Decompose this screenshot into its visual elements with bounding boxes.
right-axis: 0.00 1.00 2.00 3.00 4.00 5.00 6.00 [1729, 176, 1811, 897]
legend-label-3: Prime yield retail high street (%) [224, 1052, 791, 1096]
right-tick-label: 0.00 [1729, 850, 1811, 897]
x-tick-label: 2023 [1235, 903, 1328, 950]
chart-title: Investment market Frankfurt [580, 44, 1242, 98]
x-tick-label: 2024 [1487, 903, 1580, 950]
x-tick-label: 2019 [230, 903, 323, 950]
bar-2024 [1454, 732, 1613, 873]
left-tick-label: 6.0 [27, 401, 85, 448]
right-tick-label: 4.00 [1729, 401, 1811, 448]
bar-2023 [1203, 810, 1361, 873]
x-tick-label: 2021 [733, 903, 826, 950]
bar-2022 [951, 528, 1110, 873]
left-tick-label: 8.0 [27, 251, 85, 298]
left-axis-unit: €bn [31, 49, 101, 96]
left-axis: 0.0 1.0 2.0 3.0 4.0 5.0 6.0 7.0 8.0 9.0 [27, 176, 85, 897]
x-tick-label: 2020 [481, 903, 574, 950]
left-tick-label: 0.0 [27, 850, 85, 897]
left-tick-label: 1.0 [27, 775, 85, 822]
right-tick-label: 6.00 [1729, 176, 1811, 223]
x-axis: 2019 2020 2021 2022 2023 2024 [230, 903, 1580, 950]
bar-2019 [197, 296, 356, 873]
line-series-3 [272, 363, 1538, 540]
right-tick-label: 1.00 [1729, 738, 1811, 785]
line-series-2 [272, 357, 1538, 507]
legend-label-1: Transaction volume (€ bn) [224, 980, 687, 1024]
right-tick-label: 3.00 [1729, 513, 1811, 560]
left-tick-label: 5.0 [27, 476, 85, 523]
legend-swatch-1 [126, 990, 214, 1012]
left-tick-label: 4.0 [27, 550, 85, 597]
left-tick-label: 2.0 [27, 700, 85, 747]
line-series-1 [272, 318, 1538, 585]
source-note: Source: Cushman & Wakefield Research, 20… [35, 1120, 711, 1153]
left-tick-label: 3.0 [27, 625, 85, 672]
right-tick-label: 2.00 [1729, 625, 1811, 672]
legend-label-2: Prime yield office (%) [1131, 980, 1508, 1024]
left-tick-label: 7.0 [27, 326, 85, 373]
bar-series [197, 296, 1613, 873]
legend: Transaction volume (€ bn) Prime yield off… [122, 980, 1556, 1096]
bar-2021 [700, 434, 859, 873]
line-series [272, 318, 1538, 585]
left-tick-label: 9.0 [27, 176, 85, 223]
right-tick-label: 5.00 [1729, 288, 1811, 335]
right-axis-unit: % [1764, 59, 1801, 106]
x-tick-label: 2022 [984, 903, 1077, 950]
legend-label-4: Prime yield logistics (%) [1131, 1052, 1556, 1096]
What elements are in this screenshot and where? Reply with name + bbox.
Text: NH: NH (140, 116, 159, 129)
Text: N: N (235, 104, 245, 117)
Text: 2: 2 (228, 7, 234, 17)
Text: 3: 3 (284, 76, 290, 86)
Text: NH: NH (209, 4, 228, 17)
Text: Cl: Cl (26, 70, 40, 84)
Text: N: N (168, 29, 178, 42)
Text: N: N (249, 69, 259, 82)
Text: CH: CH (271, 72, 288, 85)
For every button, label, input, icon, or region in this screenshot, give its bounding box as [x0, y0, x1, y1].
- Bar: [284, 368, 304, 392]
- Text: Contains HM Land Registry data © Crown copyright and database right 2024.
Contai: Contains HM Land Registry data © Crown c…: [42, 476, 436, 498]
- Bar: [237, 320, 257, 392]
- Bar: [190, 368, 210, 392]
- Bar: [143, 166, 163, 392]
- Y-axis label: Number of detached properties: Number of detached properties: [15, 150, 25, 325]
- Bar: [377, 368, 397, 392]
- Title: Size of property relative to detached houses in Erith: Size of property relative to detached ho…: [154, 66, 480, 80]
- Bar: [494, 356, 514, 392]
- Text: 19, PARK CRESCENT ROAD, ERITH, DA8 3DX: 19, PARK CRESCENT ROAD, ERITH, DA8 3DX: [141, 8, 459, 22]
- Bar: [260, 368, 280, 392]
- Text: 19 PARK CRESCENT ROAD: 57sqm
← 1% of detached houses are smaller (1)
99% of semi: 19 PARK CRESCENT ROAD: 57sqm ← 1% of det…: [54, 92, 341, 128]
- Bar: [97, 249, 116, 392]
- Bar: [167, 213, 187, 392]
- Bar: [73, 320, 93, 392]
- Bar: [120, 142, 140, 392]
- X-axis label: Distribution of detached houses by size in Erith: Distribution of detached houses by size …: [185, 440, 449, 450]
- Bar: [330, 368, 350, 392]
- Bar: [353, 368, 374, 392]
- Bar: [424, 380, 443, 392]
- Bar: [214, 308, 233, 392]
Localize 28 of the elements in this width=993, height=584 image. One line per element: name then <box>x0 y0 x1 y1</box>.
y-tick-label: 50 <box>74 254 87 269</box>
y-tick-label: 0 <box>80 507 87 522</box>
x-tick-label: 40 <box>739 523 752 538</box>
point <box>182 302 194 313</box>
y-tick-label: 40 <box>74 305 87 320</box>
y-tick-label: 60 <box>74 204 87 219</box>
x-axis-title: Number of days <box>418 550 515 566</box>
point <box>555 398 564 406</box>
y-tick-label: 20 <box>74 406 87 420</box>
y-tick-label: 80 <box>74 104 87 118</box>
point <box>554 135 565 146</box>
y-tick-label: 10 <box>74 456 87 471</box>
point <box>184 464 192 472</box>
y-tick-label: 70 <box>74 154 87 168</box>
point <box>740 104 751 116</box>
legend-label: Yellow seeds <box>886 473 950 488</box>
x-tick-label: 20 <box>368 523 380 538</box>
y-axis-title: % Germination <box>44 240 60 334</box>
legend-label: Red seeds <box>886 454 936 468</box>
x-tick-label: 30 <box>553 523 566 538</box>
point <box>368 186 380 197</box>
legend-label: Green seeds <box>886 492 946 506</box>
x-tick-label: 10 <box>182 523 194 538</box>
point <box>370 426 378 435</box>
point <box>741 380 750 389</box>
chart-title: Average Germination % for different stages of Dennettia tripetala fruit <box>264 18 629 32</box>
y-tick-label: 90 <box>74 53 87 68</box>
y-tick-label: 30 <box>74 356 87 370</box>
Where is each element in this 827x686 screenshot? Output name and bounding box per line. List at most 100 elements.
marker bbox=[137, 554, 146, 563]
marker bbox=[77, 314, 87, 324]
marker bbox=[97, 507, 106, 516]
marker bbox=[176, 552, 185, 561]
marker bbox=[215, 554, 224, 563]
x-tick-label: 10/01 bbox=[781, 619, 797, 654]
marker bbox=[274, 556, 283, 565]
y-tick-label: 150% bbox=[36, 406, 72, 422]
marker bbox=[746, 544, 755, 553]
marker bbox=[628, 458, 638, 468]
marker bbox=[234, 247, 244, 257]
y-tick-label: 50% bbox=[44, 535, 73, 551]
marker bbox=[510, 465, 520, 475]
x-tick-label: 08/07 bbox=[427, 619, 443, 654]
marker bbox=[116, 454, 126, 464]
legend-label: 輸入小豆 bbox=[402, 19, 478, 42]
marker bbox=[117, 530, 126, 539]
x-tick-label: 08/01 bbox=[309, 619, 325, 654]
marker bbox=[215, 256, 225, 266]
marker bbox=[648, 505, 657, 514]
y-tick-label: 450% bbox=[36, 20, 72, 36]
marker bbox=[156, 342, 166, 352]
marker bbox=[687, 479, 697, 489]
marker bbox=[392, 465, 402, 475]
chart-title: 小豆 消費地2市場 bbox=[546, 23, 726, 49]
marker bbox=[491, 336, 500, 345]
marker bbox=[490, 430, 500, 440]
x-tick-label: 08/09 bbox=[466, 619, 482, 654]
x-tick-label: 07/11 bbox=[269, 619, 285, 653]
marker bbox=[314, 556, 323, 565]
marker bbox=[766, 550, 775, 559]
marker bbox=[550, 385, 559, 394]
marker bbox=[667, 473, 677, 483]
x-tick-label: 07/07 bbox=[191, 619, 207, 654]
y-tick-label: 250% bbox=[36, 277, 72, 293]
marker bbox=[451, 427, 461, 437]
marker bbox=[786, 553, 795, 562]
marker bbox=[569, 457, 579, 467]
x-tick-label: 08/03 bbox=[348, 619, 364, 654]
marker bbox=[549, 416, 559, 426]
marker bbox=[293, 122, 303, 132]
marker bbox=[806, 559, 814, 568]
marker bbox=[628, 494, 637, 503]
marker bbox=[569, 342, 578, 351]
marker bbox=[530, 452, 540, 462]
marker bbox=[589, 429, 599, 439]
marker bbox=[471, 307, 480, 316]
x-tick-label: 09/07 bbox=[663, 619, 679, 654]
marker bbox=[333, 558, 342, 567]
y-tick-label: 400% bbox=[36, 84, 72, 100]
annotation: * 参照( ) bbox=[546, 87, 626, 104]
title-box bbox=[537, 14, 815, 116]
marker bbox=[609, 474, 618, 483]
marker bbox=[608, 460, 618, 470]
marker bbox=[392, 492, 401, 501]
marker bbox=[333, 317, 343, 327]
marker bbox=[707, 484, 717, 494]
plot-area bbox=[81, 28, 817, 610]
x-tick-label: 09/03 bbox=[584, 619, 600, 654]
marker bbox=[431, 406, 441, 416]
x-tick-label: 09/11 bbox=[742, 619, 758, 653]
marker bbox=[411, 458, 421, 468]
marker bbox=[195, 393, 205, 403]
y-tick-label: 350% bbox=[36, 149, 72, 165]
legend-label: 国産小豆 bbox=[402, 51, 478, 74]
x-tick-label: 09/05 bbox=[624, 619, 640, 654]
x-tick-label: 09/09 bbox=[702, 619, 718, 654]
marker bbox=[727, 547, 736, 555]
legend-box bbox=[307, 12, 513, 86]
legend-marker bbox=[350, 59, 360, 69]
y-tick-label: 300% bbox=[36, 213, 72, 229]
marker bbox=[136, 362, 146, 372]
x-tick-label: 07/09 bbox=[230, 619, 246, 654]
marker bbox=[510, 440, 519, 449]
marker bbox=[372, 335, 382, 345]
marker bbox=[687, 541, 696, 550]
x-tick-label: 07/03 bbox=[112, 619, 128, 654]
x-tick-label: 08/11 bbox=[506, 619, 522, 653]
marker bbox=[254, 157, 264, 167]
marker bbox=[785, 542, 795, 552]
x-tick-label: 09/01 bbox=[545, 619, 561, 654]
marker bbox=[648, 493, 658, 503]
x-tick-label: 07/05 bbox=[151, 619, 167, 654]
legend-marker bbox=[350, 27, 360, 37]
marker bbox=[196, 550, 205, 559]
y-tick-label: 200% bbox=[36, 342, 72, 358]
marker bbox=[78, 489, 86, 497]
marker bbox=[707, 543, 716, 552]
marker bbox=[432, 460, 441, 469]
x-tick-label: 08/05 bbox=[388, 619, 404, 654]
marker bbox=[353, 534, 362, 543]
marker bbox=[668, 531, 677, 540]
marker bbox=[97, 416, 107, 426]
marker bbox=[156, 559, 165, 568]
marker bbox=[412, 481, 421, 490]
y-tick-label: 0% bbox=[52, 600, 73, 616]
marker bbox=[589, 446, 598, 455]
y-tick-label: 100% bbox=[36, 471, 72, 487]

### Short exercise
Start at the very beginning of the items and copy each line word for word, ending with the line that contains "left-axis-unit: €bn [31, 49, 101, 96]".

### Task output
Decompose this screenshot into its visual elements with bounding boxes.
right-axis: 0.00 1.00 2.00 3.00 4.00 5.00 6.00 [1729, 176, 1811, 897]
legend-label-3: Prime yield retail high street (%) [224, 1052, 791, 1096]
right-tick-label: 0.00 [1729, 850, 1811, 897]
x-tick-label: 2023 [1235, 903, 1328, 950]
chart-title: Investment market Frankfurt [580, 44, 1242, 98]
x-tick-label: 2024 [1487, 903, 1580, 950]
x-tick-label: 2019 [230, 903, 323, 950]
bar-2024 [1454, 732, 1613, 873]
left-tick-label: 6.0 [27, 401, 85, 448]
right-tick-label: 4.00 [1729, 401, 1811, 448]
bar-2023 [1203, 810, 1361, 873]
x-tick-label: 2021 [733, 903, 826, 950]
bar-2022 [951, 528, 1110, 873]
left-tick-label: 8.0 [27, 251, 85, 298]
left-axis-unit: €bn [31, 49, 101, 96]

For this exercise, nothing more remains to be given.